_Task prompt_
The records that follow should be retyped word for word.

-- start of Listed records --

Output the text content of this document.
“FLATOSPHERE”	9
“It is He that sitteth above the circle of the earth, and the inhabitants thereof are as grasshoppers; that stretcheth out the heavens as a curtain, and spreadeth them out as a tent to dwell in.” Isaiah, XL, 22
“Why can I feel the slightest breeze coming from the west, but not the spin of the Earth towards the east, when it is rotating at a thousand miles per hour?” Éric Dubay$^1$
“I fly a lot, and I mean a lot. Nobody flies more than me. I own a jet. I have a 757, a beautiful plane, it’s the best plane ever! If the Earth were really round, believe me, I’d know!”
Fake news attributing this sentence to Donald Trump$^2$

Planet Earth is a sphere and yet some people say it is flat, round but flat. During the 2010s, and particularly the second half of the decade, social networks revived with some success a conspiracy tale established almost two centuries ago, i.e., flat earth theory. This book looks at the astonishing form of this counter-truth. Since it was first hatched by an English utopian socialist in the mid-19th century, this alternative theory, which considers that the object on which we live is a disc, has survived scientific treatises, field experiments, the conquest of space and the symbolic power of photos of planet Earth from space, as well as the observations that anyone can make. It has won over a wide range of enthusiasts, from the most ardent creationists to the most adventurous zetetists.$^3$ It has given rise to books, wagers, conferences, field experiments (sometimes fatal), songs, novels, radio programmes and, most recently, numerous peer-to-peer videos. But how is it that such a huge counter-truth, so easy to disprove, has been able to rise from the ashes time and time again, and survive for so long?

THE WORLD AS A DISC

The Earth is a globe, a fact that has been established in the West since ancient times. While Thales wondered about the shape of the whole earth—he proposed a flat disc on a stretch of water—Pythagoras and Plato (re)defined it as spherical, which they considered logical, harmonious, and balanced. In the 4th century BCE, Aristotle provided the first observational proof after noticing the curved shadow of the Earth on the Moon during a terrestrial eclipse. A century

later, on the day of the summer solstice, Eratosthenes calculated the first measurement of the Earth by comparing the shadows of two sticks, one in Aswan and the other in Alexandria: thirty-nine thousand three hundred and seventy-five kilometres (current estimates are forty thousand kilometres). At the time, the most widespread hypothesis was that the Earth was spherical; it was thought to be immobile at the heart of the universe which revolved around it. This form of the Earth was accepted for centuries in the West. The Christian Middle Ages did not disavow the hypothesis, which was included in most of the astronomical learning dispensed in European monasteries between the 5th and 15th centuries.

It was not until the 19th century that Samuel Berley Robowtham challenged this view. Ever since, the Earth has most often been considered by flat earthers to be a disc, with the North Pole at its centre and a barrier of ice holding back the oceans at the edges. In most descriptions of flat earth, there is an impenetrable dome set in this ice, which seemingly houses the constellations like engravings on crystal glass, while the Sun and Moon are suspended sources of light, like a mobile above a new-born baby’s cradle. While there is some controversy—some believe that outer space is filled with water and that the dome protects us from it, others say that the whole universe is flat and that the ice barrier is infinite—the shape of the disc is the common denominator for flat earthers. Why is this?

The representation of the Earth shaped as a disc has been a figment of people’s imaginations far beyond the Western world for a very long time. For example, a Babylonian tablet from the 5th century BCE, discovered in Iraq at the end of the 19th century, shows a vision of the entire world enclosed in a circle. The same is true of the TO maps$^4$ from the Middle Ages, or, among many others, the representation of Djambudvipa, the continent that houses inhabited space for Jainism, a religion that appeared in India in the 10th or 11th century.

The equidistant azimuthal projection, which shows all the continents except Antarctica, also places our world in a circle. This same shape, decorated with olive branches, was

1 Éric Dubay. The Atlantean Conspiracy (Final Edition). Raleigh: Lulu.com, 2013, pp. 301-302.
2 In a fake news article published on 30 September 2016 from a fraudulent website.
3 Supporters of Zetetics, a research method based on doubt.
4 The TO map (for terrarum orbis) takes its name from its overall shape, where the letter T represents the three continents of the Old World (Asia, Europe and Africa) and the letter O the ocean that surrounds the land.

-- end of Listed records --

_Correct response_
Output the text content of this document.
“FLATOSPHERE”	9
“It is He that sitteth above the circle of the earth, and the inhabitants thereof are as grasshoppers; that stretcheth out the heavens as a curtain, and spreadeth them out as a tent to dwell in.” Isaiah, XL, 22
“Why can I feel the slightest breeze coming from the west, but not the spin of the Earth towards the east, when it is rotating at a thousand miles per hour?” Éric Dubay$^1$
“I fly a lot, and I mean a lot. Nobody flies more than me. I own a jet. I have a 757, a beautiful plane, it’s the best plane ever! If the Earth were really round, believe me, I’d know!”
Fake news attributing this sentence to Donald Trump$^2$

Planet Earth is a sphere and yet some people say it is flat, round but flat. During the 2010s, and particularly the second half of the decade, social networks revived with some success a conspiracy tale established almost two centuries ago, i.e., flat earth theory. This book looks at the astonishing form of this counter-truth. Since it was first hatched by an English utopian socialist in the mid-19th century, this alternative theory, which considers that the object on which we live is a disc, has survived scientific treatises, field experiments, the conquest of space and the symbolic power of photos of planet Earth from space, as well as the observations that anyone can make. It has won over a wide range of enthusiasts, from the most ardent creationists to the most adventurous zetetists.$^3$ It has given rise to books, wagers, conferences, field experiments (sometimes fatal), songs, novels, radio programmes and, most recently, numerous peer-to-peer videos. But how is it that such a huge counter-truth, so easy to disprove, has been able to rise from the ashes time and time again, and survive for so long?

THE WORLD AS A DISC

The Earth is a globe, a fact that has been established in the West since ancient times. While Thales wondered about the shape of the whole earth—he proposed a flat disc on a stretch of water—Pythagoras and Plato (re)defined it as spherical, which they considered logical, harmonious, and balanced. In the 4th century BCE, Aristotle provided the first observational proof after noticing the curved shadow of the Earth on the Moon during a terrestrial eclipse. A century

later, on the day of the summer solstice, Eratosthenes calculated the first measurement of the Earth by comparing the shadows of two sticks, one in Aswan and the other in Alexandria: thirty-nine thousand three hundred and seventy-five kilometres (current estimates are forty thousand kilometres). At the time, the most widespread hypothesis was that the Earth was spherical; it was thought to be immobile at the heart of the universe which revolved around it. This form of the Earth was accepted for centuries in the West. The Christian Middle Ages did not disavow the hypothesis, which was included in most of the astronomical learning dispensed in European monasteries between the 5th and 15th centuries.

It was not until the 19th century that Samuel Berley Robowtham challenged this view. Ever since, the Earth has most often been considered by flat earthers to be a disc, with the North Pole at its centre and a barrier of ice holding back the oceans at the edges. In most descriptions of flat earth, there is an impenetrable dome set in this ice, which seemingly houses the constellations like engravings on crystal glass, while the Sun and Moon are suspended sources of light, like a mobile above a new-born baby’s cradle. While there is some controversy—some believe that outer space is filled with water and that the dome protects us from it, others say that the whole universe is flat and that the ice barrier is infinite—the shape of the disc is the common denominator for flat earthers. Why is this?

The representation of the Earth shaped as a disc has been a figment of people’s imaginations far beyond the Western world for a very long time. For example, a Babylonian tablet from the 5th century BCE, discovered in Iraq at the end of the 19th century, shows a vision of the entire world enclosed in a circle. The same is true of the TO maps$^4$ from the Middle Ages, or, among many others, the representation of Djambudvipa, the continent that houses inhabited space for Jainism, a religion that appeared in India in the 10th or 11th century.

The equidistant azimuthal projection, which shows all the continents except Antarctica, also places our world in a circle. This same shape, decorated with olive branches, was

1 Éric Dubay. The Atlantean Conspiracy (Final Edition). Raleigh: Lulu.com, 2013, pp. 301-302.
2 In a fake news article published on 30 September 2016 from a fraudulent website.
3 Supporters of Zetetics, a research method based on doubt.
4 The TO map (for terrarum orbis) takes its name from its overall shape, where the letter T represents the three continents of the Old World (Asia, Europe and Africa) and the letter O the ocean that surrounds the land.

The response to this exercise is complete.